*TASK STATEMENT*.
The records below must be transcribed exactly. Do not include the pictures.

[Figure record extracts]
################
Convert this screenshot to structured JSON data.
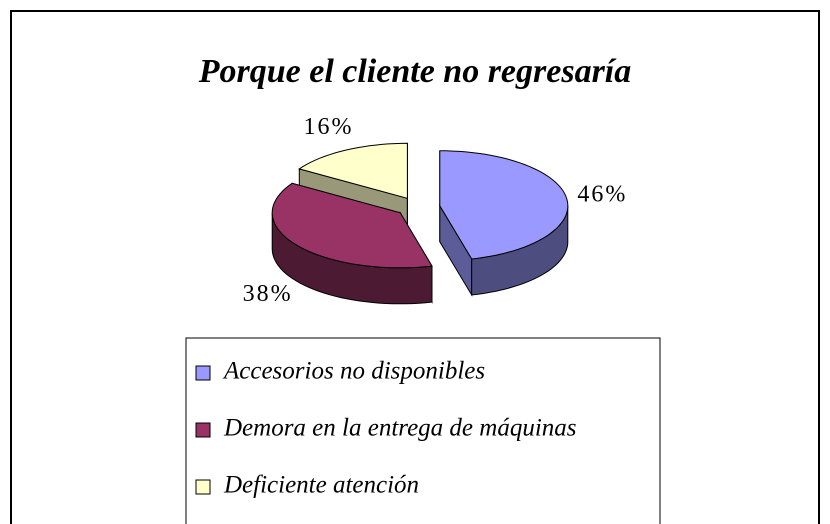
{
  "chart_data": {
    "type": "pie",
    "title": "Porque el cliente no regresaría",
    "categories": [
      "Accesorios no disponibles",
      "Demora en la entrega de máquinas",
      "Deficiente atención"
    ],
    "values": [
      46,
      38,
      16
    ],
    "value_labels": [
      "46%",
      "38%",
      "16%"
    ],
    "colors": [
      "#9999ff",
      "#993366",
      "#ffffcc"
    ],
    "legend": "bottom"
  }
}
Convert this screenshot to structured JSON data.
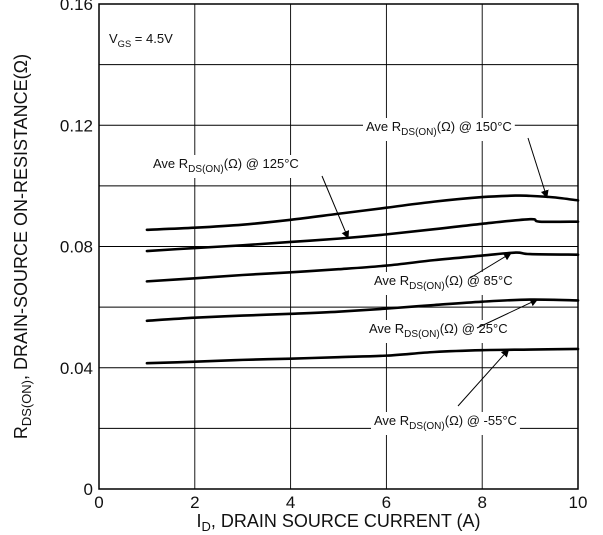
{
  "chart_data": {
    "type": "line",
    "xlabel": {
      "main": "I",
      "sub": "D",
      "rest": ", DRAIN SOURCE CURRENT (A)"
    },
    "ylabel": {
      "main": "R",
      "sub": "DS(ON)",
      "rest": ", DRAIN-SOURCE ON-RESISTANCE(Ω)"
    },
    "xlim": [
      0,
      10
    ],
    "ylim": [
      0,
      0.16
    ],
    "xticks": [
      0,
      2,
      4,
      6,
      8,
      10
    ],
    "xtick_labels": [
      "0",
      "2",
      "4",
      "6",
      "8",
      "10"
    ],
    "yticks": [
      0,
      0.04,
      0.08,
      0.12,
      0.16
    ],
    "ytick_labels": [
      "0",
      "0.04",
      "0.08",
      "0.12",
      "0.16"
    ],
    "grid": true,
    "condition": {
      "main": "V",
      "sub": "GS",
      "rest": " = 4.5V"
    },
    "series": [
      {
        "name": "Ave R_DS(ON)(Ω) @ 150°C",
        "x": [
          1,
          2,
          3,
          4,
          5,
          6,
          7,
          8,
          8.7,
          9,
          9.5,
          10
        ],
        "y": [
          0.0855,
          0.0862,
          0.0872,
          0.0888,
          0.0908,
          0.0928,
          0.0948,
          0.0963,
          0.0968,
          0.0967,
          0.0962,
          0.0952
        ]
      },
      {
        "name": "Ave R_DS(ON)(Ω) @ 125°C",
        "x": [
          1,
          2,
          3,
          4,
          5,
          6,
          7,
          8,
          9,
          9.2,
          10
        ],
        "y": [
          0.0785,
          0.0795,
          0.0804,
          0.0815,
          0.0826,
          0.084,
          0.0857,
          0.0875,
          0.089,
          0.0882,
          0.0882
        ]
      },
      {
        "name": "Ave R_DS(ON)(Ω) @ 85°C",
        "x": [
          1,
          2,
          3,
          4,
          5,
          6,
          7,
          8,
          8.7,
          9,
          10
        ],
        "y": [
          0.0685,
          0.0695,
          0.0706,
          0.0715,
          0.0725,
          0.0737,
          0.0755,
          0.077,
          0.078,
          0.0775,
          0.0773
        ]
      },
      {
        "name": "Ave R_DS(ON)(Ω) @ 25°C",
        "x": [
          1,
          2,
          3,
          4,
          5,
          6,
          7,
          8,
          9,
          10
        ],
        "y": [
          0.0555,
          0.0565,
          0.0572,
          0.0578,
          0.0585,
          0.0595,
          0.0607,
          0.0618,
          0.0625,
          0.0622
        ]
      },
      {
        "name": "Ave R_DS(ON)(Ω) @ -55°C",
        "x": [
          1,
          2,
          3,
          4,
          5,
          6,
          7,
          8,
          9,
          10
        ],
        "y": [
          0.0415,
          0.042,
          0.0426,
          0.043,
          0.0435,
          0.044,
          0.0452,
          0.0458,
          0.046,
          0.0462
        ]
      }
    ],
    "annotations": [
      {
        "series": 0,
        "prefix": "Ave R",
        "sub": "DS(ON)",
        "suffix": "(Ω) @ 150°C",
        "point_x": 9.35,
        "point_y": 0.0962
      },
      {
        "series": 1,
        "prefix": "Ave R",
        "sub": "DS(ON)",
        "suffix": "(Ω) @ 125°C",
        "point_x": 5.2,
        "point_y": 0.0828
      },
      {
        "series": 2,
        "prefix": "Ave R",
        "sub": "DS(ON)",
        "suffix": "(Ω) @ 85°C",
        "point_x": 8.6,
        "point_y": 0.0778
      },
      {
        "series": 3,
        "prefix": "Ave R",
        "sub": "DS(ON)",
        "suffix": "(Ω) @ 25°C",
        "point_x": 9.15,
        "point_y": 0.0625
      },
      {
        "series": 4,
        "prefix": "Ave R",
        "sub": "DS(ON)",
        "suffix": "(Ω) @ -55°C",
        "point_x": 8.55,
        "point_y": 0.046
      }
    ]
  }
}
################
*TASK RESPONSE*.
Convert this screenshot to structured JSON data.
{
  "chart_data": {
    "type": "pie",
    "title": "Porque el cliente no regresaría",
    "categories": [
      "Accesorios no disponibles",
      "Demora en la entrega de máquinas",
      "Deficiente atención"
    ],
    "values": [
      46,
      38,
      16
    ],
    "value_labels": [
      "46%",
      "38%",
      "16%"
    ],
    "colors": [
      "#9999ff",
      "#993366",
      "#ffffcc"
    ],
    "legend": "bottom"
  }
}
Convert this screenshot to structured JSON data.
{
  "chart_data": {
    "type": "line",
    "xlabel": {
      "main": "I",
      "sub": "D",
      "rest": ", DRAIN SOURCE CURRENT (A)"
    },
    "ylabel": {
      "main": "R",
      "sub": "DS(ON)",
      "rest": ", DRAIN-SOURCE ON-RESISTANCE(Ω)"
    },
    "xlim": [
      0,
      10
    ],
    "ylim": [
      0,
      0.16
    ],
    "xticks": [
      0,
      2,
      4,
      6,
      8,
      10
    ],
    "xtick_labels": [
      "0",
      "2",
      "4",
      "6",
      "8",
      "10"
    ],
    "yticks": [
      0,
      0.04,
      0.08,
      0.12,
      0.16
    ],
    "ytick_labels": [
      "0",
      "0.04",
      "0.08",
      "0.12",
      "0.16"
    ],
    "grid": true,
    "condition": {
      "main": "V",
      "sub": "GS",
      "rest": " = 4.5V"
    },
    "series": [
      {
        "name": "Ave R_DS(ON)(Ω) @ 150°C",
        "x": [
          1,
          2,
          3,
          4,
          5,
          6,
          7,
          8,
          8.7,
          9,
          9.5,
          10
        ],
        "y": [
          0.0855,
          0.0862,
          0.0872,
          0.0888,
          0.0908,
          0.0928,
          0.0948,
          0.0963,
          0.0968,
          0.0967,
          0.0962,
          0.0952
        ]
      },
      {
        "name": "Ave R_DS(ON)(Ω) @ 125°C",
        "x": [
          1,
          2,
          3,
          4,
          5,
          6,
          7,
          8,
          9,
          9.2,
          10
        ],
        "y": [
          0.0785,
          0.0795,
          0.0804,
          0.0815,
          0.0826,
          0.084,
          0.0857,
          0.0875,
          0.089,
          0.0882,
          0.0882
        ]
      },
      {
        "name": "Ave R_DS(ON)(Ω) @ 85°C",
        "x": [
          1,
          2,
          3,
          4,
          5,
          6,
          7,
          8,
          8.7,
          9,
          10
        ],
        "y": [
          0.0685,
          0.0695,
          0.0706,
          0.0715,
          0.0725,
          0.0737,
          0.0755,
          0.077,
          0.078,
          0.0775,
          0.0773
        ]
      },
      {
        "name": "Ave R_DS(ON)(Ω) @ 25°C",
        "x": [
          1,
          2,
          3,
          4,
          5,
          6,
          7,
          8,
          9,
          10
        ],
        "y": [
          0.0555,
          0.0565,
          0.0572,
          0.0578,
          0.0585,
          0.0595,
          0.0607,
          0.0618,
          0.0625,
          0.0622
        ]
      },
      {
        "name": "Ave R_DS(ON)(Ω) @ -55°C",
        "x": [
          1,
          2,
          3,
          4,
          5,
          6,
          7,
          8,
          9,
          10
        ],
        "y": [
          0.0415,
          0.042,
          0.0426,
          0.043,
          0.0435,
          0.044,
          0.0452,
          0.0458,
          0.046,
          0.0462
        ]
      }
    ],
    "annotations": [
      {
        "series": 0,
        "prefix": "Ave R",
        "sub": "DS(ON)",
        "suffix": "(Ω) @ 150°C",
        "point_x": 9.35,
        "point_y": 0.0962
      },
      {
        "series": 1,
        "prefix": "Ave R",
        "sub": "DS(ON)",
        "suffix": "(Ω) @ 125°C",
        "point_x": 5.2,
        "point_y": 0.0828
      },
      {
        "series": 2,
        "prefix": "Ave R",
        "sub": "DS(ON)",
        "suffix": "(Ω) @ 85°C",
        "point_x": 8.6,
        "point_y": 0.0778
      },
      {
        "series": 3,
        "prefix": "Ave R",
        "sub": "DS(ON)",
        "suffix": "(Ω) @ 25°C",
        "point_x": 9.15,
        "point_y": 0.0625
      },
      {
        "series": 4,
        "prefix": "Ave R",
        "sub": "DS(ON)",
        "suffix": "(Ω) @ -55°C",
        "point_x": 8.55,
        "point_y": 0.046
      }
    ]
  }
}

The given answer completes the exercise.